## Aim of the task
Set down the material once more, exactly as it appears.

Extracted data entries:

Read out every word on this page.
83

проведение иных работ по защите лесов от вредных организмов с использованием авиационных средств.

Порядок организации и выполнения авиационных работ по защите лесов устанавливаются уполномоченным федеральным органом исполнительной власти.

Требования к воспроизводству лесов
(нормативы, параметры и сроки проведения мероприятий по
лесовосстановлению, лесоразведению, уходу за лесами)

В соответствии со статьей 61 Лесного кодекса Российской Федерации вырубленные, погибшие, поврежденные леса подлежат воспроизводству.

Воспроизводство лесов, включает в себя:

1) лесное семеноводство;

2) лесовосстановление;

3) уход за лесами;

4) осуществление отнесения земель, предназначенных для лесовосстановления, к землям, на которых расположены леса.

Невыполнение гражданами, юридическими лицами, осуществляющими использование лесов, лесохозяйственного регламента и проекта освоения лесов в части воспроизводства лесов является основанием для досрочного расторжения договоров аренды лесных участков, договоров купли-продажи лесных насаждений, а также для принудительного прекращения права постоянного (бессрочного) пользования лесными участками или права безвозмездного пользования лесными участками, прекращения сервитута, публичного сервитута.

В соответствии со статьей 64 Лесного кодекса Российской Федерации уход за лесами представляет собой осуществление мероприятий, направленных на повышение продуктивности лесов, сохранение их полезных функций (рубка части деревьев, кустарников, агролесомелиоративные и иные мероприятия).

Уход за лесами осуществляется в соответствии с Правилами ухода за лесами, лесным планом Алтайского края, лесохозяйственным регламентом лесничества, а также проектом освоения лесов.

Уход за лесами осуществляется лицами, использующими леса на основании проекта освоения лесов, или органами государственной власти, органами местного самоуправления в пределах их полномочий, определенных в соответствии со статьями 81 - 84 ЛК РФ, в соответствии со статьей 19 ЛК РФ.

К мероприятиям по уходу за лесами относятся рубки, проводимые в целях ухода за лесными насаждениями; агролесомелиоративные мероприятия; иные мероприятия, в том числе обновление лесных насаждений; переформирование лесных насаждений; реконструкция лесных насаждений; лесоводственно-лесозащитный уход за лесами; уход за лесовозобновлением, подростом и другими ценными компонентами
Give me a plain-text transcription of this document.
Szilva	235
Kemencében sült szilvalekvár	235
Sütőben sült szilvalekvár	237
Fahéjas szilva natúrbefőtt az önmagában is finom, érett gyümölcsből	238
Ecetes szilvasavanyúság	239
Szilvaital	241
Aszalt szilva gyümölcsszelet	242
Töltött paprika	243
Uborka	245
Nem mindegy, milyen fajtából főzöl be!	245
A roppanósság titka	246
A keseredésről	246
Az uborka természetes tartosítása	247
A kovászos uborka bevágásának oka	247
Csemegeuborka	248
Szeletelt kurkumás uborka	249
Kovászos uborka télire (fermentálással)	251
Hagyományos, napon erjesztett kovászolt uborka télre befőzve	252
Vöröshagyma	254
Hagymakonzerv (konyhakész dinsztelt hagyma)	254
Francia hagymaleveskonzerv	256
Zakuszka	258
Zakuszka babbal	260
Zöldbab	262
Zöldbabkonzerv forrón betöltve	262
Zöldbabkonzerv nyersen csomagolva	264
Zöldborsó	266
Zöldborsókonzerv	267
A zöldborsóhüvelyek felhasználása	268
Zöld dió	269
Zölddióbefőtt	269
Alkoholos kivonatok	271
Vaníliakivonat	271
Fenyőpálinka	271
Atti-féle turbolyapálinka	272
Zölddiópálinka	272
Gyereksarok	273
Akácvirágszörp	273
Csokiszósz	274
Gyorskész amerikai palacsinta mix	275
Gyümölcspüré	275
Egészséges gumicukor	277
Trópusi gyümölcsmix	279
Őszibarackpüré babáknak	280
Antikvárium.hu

## Answer for the task
Read out every word on this page.
83

проведение иных работ по защите лесов от вредных организмов с использованием авиационных средств.

Порядок организации и выполнения авиационных работ по защите лесов устанавливаются уполномоченным федеральным органом исполнительной власти.

Требования к воспроизводству лесов
(нормативы, параметры и сроки проведения мероприятий по
лесовосстановлению, лесоразведению, уходу за лесами)

В соответствии со статьей 61 Лесного кодекса Российской Федерации вырубленные, погибшие, поврежденные леса подлежат воспроизводству.

Воспроизводство лесов, включает в себя:

1) лесное семеноводство;

2) лесовосстановление;

3) уход за лесами;

4) осуществление отнесения земель, предназначенных для лесовосстановления, к землям, на которых расположены леса.

Невыполнение гражданами, юридическими лицами, осуществляющими использование лесов, лесохозяйственного регламента и проекта освоения лесов в части воспроизводства лесов является основанием для досрочного расторжения договоров аренды лесных участков, договоров купли-продажи лесных насаждений, а также для принудительного прекращения права постоянного (бессрочного) пользования лесными участками или права безвозмездного пользования лесными участками, прекращения сервитута, публичного сервитута.

В соответствии со статьей 64 Лесного кодекса Российской Федерации уход за лесами представляет собой осуществление мероприятий, направленных на повышение продуктивности лесов, сохранение их полезных функций (рубка части деревьев, кустарников, агролесомелиоративные и иные мероприятия).

Уход за лесами осуществляется в соответствии с Правилами ухода за лесами, лесным планом Алтайского края, лесохозяйственным регламентом лесничества, а также проектом освоения лесов.

Уход за лесами осуществляется лицами, использующими леса на основании проекта освоения лесов, или органами государственной власти, органами местного самоуправления в пределах их полномочий, определенных в соответствии со статьями 81 - 84 ЛК РФ, в соответствии со статьей 19 ЛК РФ.

К мероприятиям по уходу за лесами относятся рубки, проводимые в целях ухода за лесными насаждениями; агролесомелиоративные мероприятия; иные мероприятия, в том числе обновление лесных насаждений; переформирование лесных насаждений; реконструкция лесных насаждений; лесоводственно-лесозащитный уход за лесами; уход за лесовозобновлением, подростом и другими ценными компонентами
Give me a plain-text transcription of this document.
Szilva	235
Kemencében sült szilvalekvár	235
Sütőben sült szilvalekvár	237
Fahéjas szilva natúrbefőtt az önmagában is finom, érett gyümölcsből	238
Ecetes szilvasavanyúság	239
Szilvaital	241
Aszalt szilva gyümölcsszelet	242
Töltött paprika	243
Uborka	245
Nem mindegy, milyen fajtából főzöl be!	245
A roppanósság titka	246
A keseredésről	246
Az uborka természetes tartosítása	247
A kovászos uborka bevágásának oka	247
Csemegeuborka	248
Szeletelt kurkumás uborka	249
Kovászos uborka télire (fermentálással)	251
Hagyományos, napon erjesztett kovászolt uborka télre befőzve	252
Vöröshagyma	254
Hagymakonzerv (konyhakész dinsztelt hagyma)	254
Francia hagymaleveskonzerv	256
Zakuszka	258
Zakuszka babbal	260
Zöldbab	262
Zöldbabkonzerv forrón betöltve	262
Zöldbabkonzerv nyersen csomagolva	264
Zöldborsó	266
Zöldborsókonzerv	267
A zöldborsóhüvelyek felhasználása	268
Zöld dió	269
Zölddióbefőtt	269
Alkoholos kivonatok	271
Vaníliakivonat	271
Fenyőpálinka	271
Atti-féle turbolyapálinka	272
Zölddiópálinka	272
Gyereksarok	273
Akácvirágszörp	273
Csokiszósz	274
Gyorskész amerikai palacsinta mix	275
Gyümölcspüré	275
Egészséges gumicukor	277
Trópusi gyümölcsmix	279
Őszibarackpüré babáknak	280
Antikvárium.hu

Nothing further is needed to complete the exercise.